Box annotation data
-- -- --

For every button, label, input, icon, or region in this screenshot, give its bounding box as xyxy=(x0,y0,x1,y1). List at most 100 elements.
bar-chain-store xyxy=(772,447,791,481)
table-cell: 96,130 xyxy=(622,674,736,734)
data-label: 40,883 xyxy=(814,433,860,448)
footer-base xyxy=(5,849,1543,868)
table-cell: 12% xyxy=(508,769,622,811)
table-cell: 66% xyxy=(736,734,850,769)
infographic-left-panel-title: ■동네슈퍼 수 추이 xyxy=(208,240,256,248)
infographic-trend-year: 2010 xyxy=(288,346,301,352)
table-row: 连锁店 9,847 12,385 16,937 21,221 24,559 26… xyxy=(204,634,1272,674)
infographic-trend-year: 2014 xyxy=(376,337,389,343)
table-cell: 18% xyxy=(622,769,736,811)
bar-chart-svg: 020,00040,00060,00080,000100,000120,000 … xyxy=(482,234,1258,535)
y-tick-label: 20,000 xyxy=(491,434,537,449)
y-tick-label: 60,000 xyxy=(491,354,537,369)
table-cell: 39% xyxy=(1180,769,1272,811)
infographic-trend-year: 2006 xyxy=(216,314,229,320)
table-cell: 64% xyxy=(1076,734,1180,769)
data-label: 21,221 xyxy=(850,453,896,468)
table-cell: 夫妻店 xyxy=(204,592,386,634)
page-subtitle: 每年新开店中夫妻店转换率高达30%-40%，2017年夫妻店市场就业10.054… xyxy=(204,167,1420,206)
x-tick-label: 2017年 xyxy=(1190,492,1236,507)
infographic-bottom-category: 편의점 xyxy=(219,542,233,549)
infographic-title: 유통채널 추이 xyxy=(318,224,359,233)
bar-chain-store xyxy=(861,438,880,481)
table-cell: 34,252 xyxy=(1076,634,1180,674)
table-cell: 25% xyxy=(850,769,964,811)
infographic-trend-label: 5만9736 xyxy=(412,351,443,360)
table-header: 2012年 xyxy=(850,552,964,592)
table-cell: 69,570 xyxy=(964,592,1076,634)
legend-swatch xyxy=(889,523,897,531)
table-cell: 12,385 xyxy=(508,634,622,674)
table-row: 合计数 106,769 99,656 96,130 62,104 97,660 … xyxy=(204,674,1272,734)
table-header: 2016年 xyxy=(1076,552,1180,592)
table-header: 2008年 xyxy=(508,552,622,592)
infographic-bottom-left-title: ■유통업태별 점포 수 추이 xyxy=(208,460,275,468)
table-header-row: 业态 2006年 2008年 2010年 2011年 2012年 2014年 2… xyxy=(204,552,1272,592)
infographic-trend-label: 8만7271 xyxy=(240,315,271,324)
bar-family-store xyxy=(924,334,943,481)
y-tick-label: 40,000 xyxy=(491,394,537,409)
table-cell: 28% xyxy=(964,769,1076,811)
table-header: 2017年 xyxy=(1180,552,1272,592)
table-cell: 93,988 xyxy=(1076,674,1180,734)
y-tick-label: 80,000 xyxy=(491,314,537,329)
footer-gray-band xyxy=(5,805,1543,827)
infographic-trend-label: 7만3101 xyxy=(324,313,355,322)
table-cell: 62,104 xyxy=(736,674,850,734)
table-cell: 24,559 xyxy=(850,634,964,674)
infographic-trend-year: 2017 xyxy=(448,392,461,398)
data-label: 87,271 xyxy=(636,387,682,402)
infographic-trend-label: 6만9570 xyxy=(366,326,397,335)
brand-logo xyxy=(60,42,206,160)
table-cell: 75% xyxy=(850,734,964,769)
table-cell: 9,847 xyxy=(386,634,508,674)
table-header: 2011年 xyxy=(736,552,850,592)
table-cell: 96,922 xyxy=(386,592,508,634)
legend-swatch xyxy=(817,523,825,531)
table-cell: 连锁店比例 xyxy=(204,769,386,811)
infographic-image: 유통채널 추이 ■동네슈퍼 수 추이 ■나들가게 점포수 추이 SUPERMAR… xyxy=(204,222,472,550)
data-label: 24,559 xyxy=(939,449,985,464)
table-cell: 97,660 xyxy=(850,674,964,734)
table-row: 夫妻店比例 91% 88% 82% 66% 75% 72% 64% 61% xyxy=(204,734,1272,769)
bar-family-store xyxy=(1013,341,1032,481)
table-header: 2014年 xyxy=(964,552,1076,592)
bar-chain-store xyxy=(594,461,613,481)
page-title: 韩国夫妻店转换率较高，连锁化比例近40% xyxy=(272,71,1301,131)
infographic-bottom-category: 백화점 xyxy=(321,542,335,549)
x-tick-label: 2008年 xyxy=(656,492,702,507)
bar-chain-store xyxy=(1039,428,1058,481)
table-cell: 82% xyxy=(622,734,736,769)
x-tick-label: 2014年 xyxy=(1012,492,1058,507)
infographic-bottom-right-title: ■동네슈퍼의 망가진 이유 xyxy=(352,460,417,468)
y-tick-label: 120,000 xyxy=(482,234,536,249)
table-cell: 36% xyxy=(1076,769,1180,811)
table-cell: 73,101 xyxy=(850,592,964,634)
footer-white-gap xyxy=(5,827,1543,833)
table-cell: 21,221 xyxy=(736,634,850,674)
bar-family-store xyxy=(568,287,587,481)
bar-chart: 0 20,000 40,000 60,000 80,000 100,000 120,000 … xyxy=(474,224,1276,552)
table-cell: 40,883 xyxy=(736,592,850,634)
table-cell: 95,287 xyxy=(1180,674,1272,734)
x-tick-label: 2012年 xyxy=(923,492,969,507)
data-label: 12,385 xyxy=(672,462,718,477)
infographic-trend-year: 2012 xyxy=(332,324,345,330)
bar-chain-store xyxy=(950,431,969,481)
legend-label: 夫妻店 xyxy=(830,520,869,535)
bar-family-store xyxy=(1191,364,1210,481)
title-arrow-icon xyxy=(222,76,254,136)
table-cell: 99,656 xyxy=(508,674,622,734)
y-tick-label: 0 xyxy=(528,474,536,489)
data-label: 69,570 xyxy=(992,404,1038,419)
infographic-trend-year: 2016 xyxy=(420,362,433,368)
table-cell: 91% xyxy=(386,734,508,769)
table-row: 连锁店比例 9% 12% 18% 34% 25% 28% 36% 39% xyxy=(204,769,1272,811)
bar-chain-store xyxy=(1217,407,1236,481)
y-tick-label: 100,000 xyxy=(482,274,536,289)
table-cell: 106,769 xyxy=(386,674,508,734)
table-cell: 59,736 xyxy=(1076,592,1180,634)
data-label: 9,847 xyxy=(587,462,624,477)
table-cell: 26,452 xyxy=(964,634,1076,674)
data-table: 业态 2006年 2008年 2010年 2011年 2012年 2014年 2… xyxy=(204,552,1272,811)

-- -- --

*PROBLEM DESCRIPTION*. Copy every line of the items above exactly as it appears.

*RESPONSE BELOW*.
For every button, label, input, icon, or region in this screenshot, give its bounding box as xyxy=(x0,y0,x1,y1). List at most 100 elements.
bar-chain-store xyxy=(772,447,791,481)
table-cell: 96,130 xyxy=(622,674,736,734)
data-label: 40,883 xyxy=(814,433,860,448)
footer-base xyxy=(5,849,1543,868)
table-cell: 12% xyxy=(508,769,622,811)
table-cell: 66% xyxy=(736,734,850,769)
infographic-left-panel-title: ■동네슈퍼 수 추이 xyxy=(208,240,256,248)
infographic-trend-year: 2010 xyxy=(288,346,301,352)
table-row: 连锁店 9,847 12,385 16,937 21,221 24,559 26… xyxy=(204,634,1272,674)
infographic-trend-year: 2014 xyxy=(376,337,389,343)
table-cell: 18% xyxy=(622,769,736,811)
bar-chart-svg: 020,00040,00060,00080,000100,000120,000 … xyxy=(482,234,1258,535)
y-tick-label: 20,000 xyxy=(491,434,537,449)
y-tick-label: 60,000 xyxy=(491,354,537,369)
table-cell: 39% xyxy=(1180,769,1272,811)
infographic-trend-year: 2006 xyxy=(216,314,229,320)
table-cell: 64% xyxy=(1076,734,1180,769)
data-label: 21,221 xyxy=(850,453,896,468)
table-cell: 夫妻店 xyxy=(204,592,386,634)
page-subtitle: 每年新开店中夫妻店转换率高达30%-40%，2017年夫妻店市场就业10.054… xyxy=(204,167,1420,206)
x-tick-label: 2017年 xyxy=(1190,492,1236,507)
infographic-bottom-category: 편의점 xyxy=(219,542,233,549)
infographic-title: 유통채널 추이 xyxy=(318,224,359,233)
bar-chain-store xyxy=(861,438,880,481)
table-cell: 34,252 xyxy=(1076,634,1180,674)
table-cell: 25% xyxy=(850,769,964,811)
infographic-trend-label: 5만9736 xyxy=(412,351,443,360)
table-header: 2012年 xyxy=(850,552,964,592)
table-cell: 69,570 xyxy=(964,592,1076,634)
legend-swatch xyxy=(889,523,897,531)
table-cell: 12,385 xyxy=(508,634,622,674)
table-row: 合计数 106,769 99,656 96,130 62,104 97,660 … xyxy=(204,674,1272,734)
table-header: 2016年 xyxy=(1076,552,1180,592)
table-header: 2008年 xyxy=(508,552,622,592)
infographic-bottom-left-title: ■유통업태별 점포 수 추이 xyxy=(208,460,275,468)
table-header-row: 业态 2006年 2008年 2010年 2011年 2012年 2014年 2… xyxy=(204,552,1272,592)
infographic-trend-label: 8만7271 xyxy=(240,315,271,324)
bar-family-store xyxy=(924,334,943,481)
y-tick-label: 40,000 xyxy=(491,394,537,409)
table-cell: 28% xyxy=(964,769,1076,811)
table-header: 2017年 xyxy=(1180,552,1272,592)
table-cell: 93,988 xyxy=(1076,674,1180,734)
y-tick-label: 80,000 xyxy=(491,314,537,329)
footer-gray-band xyxy=(5,805,1543,827)
infographic-trend-label: 7만3101 xyxy=(324,313,355,322)
table-cell: 62,104 xyxy=(736,674,850,734)
table-cell: 24,559 xyxy=(850,634,964,674)
infographic-trend-year: 2017 xyxy=(448,392,461,398)
data-label: 87,271 xyxy=(636,387,682,402)
infographic-trend-label: 6만9570 xyxy=(366,326,397,335)
brand-logo xyxy=(60,42,206,160)
table-cell: 75% xyxy=(850,734,964,769)
table-cell: 9,847 xyxy=(386,634,508,674)
table-header: 2011年 xyxy=(736,552,850,592)
table-cell: 96,922 xyxy=(386,592,508,634)
legend-swatch xyxy=(817,523,825,531)
table-cell: 连锁店比例 xyxy=(204,769,386,811)
infographic-image: 유통채널 추이 ■동네슈퍼 수 추이 ■나들가게 점포수 추이 SUPERMAR… xyxy=(204,222,472,550)
data-label: 24,559 xyxy=(939,449,985,464)
table-cell: 97,660 xyxy=(850,674,964,734)
table-row: 夫妻店比例 91% 88% 82% 66% 75% 72% 64% 61% xyxy=(204,734,1272,769)
bar-family-store xyxy=(1013,341,1032,481)
table-header: 2014年 xyxy=(964,552,1076,592)
bar-chain-store xyxy=(594,461,613,481)
page-title: 韩国夫妻店转换率较高，连锁化比例近40% xyxy=(272,71,1301,131)
infographic-bottom-category: 백화점 xyxy=(321,542,335,549)
x-tick-label: 2008年 xyxy=(656,492,702,507)
bar-chain-store xyxy=(1039,428,1058,481)
table-cell: 82% xyxy=(622,734,736,769)
x-tick-label: 2014年 xyxy=(1012,492,1058,507)
infographic-bottom-right-title: ■동네슈퍼의 망가진 이유 xyxy=(352,460,417,468)
y-tick-label: 120,000 xyxy=(482,234,536,249)
table-cell: 36% xyxy=(1076,769,1180,811)
table-cell: 73,101 xyxy=(850,592,964,634)
footer-white-gap xyxy=(5,827,1543,833)
table-cell: 21,221 xyxy=(736,634,850,674)
bar-family-store xyxy=(568,287,587,481)
bar-chart: 0 20,000 40,000 60,000 80,000 100,000 120,000 … xyxy=(474,224,1276,552)
table-cell: 40,883 xyxy=(736,592,850,634)
table-cell: 95,287 xyxy=(1180,674,1272,734)
x-tick-label: 2012年 xyxy=(923,492,969,507)
data-label: 12,385 xyxy=(672,462,718,477)
infographic-trend-year: 2012 xyxy=(332,324,345,330)
bar-chain-store xyxy=(950,431,969,481)
legend-label: 夫妻店 xyxy=(830,520,869,535)
bar-family-store xyxy=(1191,364,1210,481)
title-arrow-icon xyxy=(222,76,254,136)
table-cell: 99,656 xyxy=(508,674,622,734)
y-tick-label: 0 xyxy=(528,474,536,489)
data-label: 69,570 xyxy=(992,404,1038,419)
infographic-trend-year: 2016 xyxy=(420,362,433,368)
table-cell: 91% xyxy=(386,734,508,769)
table-row: 连锁店比例 9% 12% 18% 34% 25% 28% 36% 39% xyxy=(204,769,1272,811)
bar-chain-store xyxy=(1217,407,1236,481)
y-tick-label: 100,000 xyxy=(482,274,536,289)
table-cell: 106,769 xyxy=(386,674,508,734)
table-cell: 59,736 xyxy=(1076,592,1180,634)
data-label: 9,847 xyxy=(587,462,624,477)
table-cell: 26,452 xyxy=(964,634,1076,674)
data-table: 业态 2006年 2008年 2010年 2011年 2012年 2014年 2… xyxy=(204,552,1272,811)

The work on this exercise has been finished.